PROVIDED ENTRIES ::

--------------------------------

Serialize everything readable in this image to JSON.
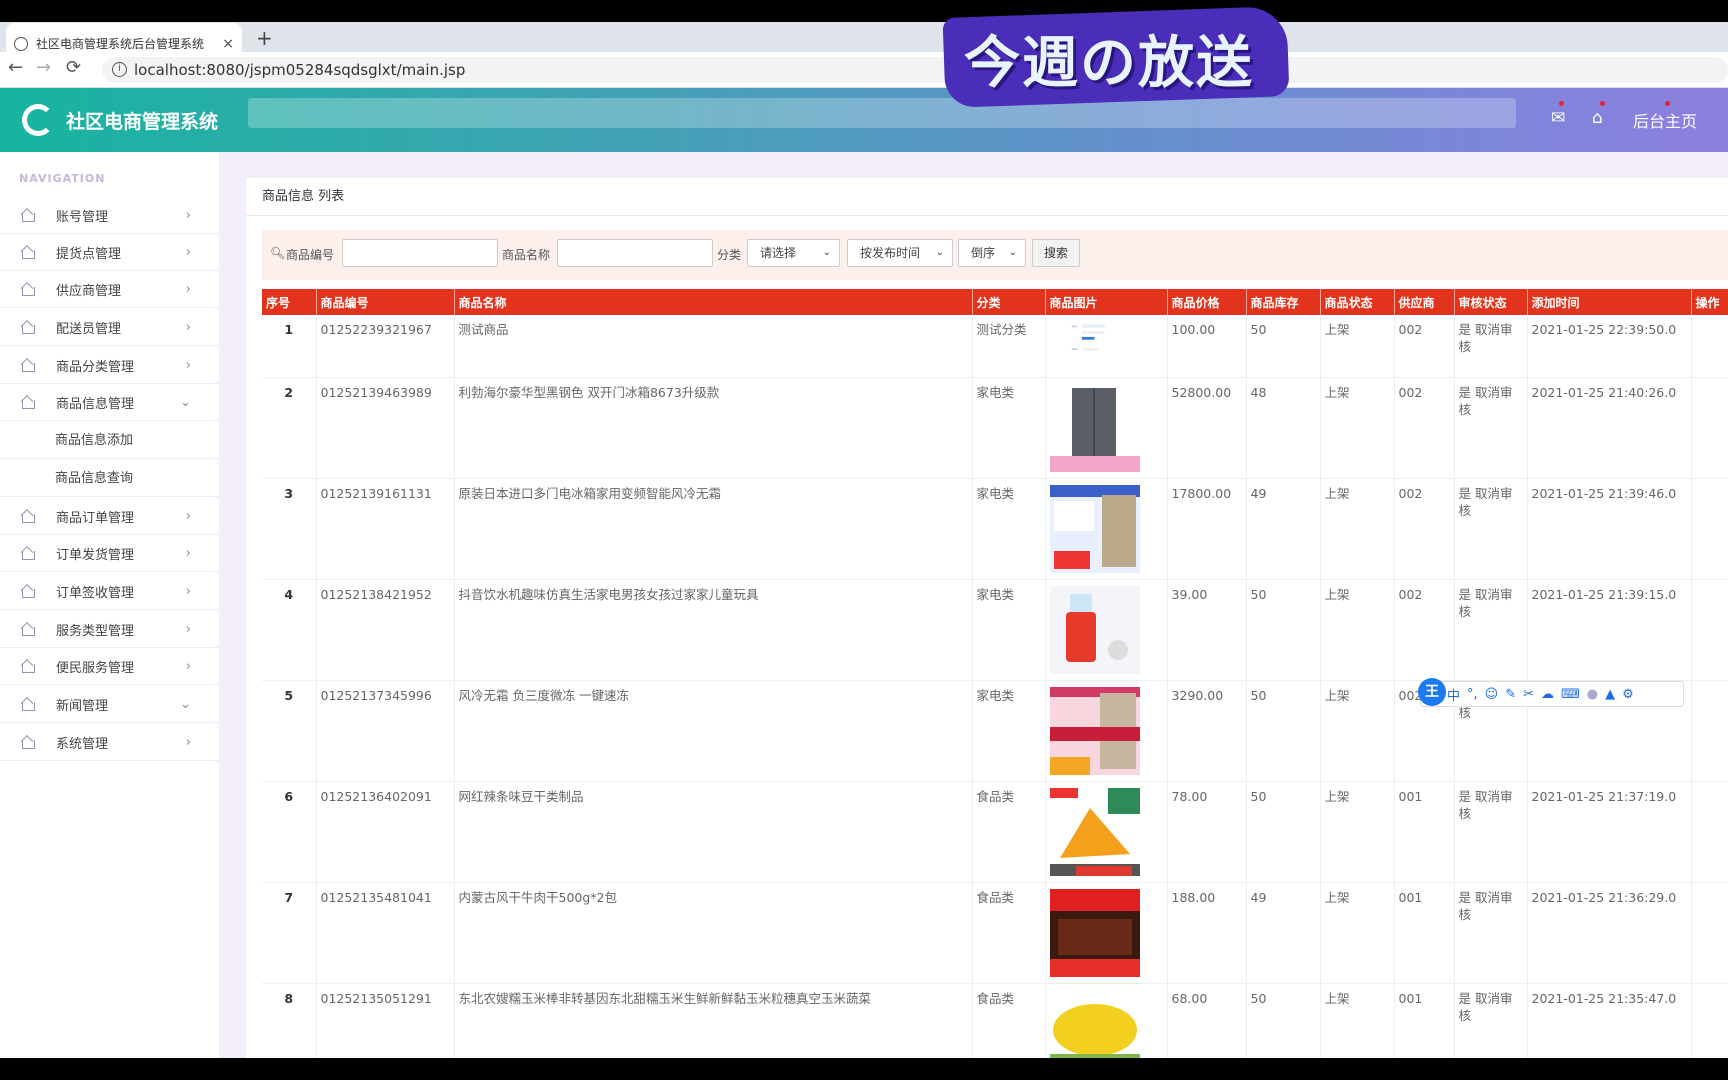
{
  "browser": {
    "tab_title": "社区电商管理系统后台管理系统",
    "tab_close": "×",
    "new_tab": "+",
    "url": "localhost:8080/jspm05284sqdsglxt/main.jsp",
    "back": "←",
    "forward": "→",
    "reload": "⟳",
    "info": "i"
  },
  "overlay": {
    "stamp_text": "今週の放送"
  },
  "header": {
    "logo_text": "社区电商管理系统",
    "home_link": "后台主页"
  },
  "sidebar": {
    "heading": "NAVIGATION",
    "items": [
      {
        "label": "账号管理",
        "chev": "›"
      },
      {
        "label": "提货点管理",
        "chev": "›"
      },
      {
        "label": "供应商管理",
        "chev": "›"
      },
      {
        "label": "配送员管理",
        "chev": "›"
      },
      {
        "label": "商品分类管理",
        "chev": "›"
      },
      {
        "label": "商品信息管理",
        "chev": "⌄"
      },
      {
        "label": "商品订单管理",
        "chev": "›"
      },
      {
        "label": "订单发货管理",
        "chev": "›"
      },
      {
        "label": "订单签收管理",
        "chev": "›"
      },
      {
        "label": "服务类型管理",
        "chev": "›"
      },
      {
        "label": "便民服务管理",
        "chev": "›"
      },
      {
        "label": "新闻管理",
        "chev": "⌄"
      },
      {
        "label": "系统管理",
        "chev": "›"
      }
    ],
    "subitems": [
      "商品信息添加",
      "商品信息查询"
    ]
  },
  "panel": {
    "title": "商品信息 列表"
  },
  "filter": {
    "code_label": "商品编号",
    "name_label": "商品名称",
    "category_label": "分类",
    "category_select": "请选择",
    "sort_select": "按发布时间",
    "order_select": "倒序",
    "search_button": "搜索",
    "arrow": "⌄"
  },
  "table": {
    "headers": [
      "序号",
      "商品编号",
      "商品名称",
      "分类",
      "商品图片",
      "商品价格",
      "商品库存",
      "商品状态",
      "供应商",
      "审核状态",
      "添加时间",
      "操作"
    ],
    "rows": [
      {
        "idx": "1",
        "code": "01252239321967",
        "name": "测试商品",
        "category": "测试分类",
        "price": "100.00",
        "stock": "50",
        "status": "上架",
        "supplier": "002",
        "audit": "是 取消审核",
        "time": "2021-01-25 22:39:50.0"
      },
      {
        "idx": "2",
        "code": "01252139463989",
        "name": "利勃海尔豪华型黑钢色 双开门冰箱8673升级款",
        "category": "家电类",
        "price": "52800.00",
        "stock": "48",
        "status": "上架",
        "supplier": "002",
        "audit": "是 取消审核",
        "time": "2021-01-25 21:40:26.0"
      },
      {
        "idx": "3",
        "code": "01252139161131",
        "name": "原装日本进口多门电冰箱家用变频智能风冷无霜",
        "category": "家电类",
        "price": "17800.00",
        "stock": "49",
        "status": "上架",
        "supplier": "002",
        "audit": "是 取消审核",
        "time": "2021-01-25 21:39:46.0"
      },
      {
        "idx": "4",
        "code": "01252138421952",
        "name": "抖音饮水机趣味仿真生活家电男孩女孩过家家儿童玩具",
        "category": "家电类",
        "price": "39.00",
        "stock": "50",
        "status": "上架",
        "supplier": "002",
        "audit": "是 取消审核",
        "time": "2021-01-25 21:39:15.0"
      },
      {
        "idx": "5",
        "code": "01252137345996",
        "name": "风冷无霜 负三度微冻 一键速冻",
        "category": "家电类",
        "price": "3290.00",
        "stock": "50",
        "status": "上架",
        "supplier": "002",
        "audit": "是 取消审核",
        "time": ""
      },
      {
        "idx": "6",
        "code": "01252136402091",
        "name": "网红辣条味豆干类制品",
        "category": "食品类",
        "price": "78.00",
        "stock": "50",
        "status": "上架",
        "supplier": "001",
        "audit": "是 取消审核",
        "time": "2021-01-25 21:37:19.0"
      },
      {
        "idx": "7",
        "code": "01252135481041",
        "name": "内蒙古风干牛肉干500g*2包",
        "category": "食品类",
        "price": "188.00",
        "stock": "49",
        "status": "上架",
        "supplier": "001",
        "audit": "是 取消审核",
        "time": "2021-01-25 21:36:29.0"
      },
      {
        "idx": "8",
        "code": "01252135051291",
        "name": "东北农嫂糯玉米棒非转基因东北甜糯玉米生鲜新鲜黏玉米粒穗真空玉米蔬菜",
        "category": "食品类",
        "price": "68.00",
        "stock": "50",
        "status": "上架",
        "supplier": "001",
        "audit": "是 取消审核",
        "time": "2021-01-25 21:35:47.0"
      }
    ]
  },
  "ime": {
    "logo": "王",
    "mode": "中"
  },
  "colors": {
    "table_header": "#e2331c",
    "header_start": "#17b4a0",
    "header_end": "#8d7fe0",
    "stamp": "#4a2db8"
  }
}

--------------------------------

AIM :: Exactly how many lines in the data above contain the word "price"? Respond with the number and nothing more.

WRITTEN REPLY :: 8